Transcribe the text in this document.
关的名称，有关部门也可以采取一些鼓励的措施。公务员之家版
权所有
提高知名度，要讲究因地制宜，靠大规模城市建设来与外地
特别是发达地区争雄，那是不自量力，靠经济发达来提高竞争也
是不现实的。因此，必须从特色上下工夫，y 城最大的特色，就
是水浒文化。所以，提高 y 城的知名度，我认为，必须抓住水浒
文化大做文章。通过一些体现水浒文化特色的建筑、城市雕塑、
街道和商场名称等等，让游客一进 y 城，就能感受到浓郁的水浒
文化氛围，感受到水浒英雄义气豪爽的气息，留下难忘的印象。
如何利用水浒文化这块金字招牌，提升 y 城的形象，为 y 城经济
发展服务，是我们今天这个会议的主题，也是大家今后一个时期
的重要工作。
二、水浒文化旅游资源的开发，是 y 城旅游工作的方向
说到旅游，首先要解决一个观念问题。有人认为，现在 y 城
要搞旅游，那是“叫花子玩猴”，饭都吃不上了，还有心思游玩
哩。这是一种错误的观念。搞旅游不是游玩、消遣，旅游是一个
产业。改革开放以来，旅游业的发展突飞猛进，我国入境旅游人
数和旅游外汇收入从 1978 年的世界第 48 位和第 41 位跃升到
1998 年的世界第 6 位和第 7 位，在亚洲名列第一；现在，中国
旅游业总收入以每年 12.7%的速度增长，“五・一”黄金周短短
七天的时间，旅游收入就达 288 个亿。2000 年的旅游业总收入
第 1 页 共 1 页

= = = =

WHAT THE EXERCISE ASKS
Every entry must be quoted exactly as it appears above.

RESPONSE
Transcribe the text in this document.
关的名称，有关部门也可以采取一些鼓励的措施。公务员之家版
权所有
提高知名度，要讲究因地制宜，靠大规模城市建设来与外地
特别是发达地区争雄，那是不自量力，靠经济发达来提高竞争也
是不现实的。因此，必须从特色上下工夫，y 城最大的特色，就
是水浒文化。所以，提高 y 城的知名度，我认为，必须抓住水浒
文化大做文章。通过一些体现水浒文化特色的建筑、城市雕塑、
街道和商场名称等等，让游客一进 y 城，就能感受到浓郁的水浒
文化氛围，感受到水浒英雄义气豪爽的气息，留下难忘的印象。
如何利用水浒文化这块金字招牌，提升 y 城的形象，为 y 城经济
发展服务，是我们今天这个会议的主题，也是大家今后一个时期
的重要工作。
二、水浒文化旅游资源的开发，是 y 城旅游工作的方向
说到旅游，首先要解决一个观念问题。有人认为，现在 y 城
要搞旅游，那是“叫花子玩猴”，饭都吃不上了，还有心思游玩
哩。这是一种错误的观念。搞旅游不是游玩、消遣，旅游是一个
产业。改革开放以来，旅游业的发展突飞猛进，我国入境旅游人
数和旅游外汇收入从 1978 年的世界第 48 位和第 41 位跃升到
1998 年的世界第 6 位和第 7 位，在亚洲名列第一；现在，中国
旅游业总收入以每年 12.7%的速度增长，“五・一”黄金周短短
七天的时间，旅游收入就达 288 个亿。2000 年的旅游业总收入
第 1 页 共 1 页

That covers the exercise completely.